» What the task requires:
Reproduce the listing below without any change.

+ + + + +

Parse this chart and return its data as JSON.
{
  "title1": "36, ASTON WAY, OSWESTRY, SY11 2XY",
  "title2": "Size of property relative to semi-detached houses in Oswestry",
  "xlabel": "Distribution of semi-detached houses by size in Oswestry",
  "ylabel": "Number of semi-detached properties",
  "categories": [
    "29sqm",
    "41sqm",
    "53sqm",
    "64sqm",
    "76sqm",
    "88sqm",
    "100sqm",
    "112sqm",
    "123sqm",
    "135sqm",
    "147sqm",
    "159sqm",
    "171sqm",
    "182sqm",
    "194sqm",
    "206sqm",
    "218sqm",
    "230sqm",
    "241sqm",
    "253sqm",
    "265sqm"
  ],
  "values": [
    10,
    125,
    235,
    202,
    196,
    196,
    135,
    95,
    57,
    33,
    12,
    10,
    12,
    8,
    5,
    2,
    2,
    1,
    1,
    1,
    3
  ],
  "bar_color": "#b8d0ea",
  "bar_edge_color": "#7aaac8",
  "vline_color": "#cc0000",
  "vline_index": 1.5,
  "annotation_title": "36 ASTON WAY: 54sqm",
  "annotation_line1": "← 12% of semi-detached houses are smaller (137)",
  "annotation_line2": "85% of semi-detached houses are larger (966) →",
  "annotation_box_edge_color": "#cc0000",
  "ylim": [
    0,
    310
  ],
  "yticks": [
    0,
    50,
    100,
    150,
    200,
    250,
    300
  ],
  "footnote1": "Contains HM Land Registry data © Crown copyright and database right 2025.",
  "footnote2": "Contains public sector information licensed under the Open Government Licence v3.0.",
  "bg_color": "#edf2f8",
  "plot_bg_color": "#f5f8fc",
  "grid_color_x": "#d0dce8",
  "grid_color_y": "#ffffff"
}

+ + + + +

» Output for this task:
Parse this chart and return its data as JSON.
{
  "title1": "36, ASTON WAY, OSWESTRY, SY11 2XY",
  "title2": "Size of property relative to semi-detached houses in Oswestry",
  "xlabel": "Distribution of semi-detached houses by size in Oswestry",
  "ylabel": "Number of semi-detached properties",
  "categories": [
    "29sqm",
    "41sqm",
    "53sqm",
    "64sqm",
    "76sqm",
    "88sqm",
    "100sqm",
    "112sqm",
    "123sqm",
    "135sqm",
    "147sqm",
    "159sqm",
    "171sqm",
    "182sqm",
    "194sqm",
    "206sqm",
    "218sqm",
    "230sqm",
    "241sqm",
    "253sqm",
    "265sqm"
  ],
  "values": [
    10,
    125,
    235,
    202,
    196,
    196,
    135,
    95,
    57,
    33,
    12,
    10,
    12,
    8,
    5,
    2,
    2,
    1,
    1,
    1,
    3
  ],
  "bar_color": "#b8d0ea",
  "bar_edge_color": "#7aaac8",
  "vline_color": "#cc0000",
  "vline_index": 1.5,
  "annotation_title": "36 ASTON WAY: 54sqm",
  "annotation_line1": "← 12% of semi-detached houses are smaller (137)",
  "annotation_line2": "85% of semi-detached houses are larger (966) →",
  "annotation_box_edge_color": "#cc0000",
  "ylim": [
    0,
    310
  ],
  "yticks": [
    0,
    50,
    100,
    150,
    200,
    250,
    300
  ],
  "footnote1": "Contains HM Land Registry data © Crown copyright and database right 2025.",
  "footnote2": "Contains public sector information licensed under the Open Government Licence v3.0.",
  "bg_color": "#edf2f8",
  "plot_bg_color": "#f5f8fc",
  "grid_color_x": "#d0dce8",
  "grid_color_y": "#ffffff"
}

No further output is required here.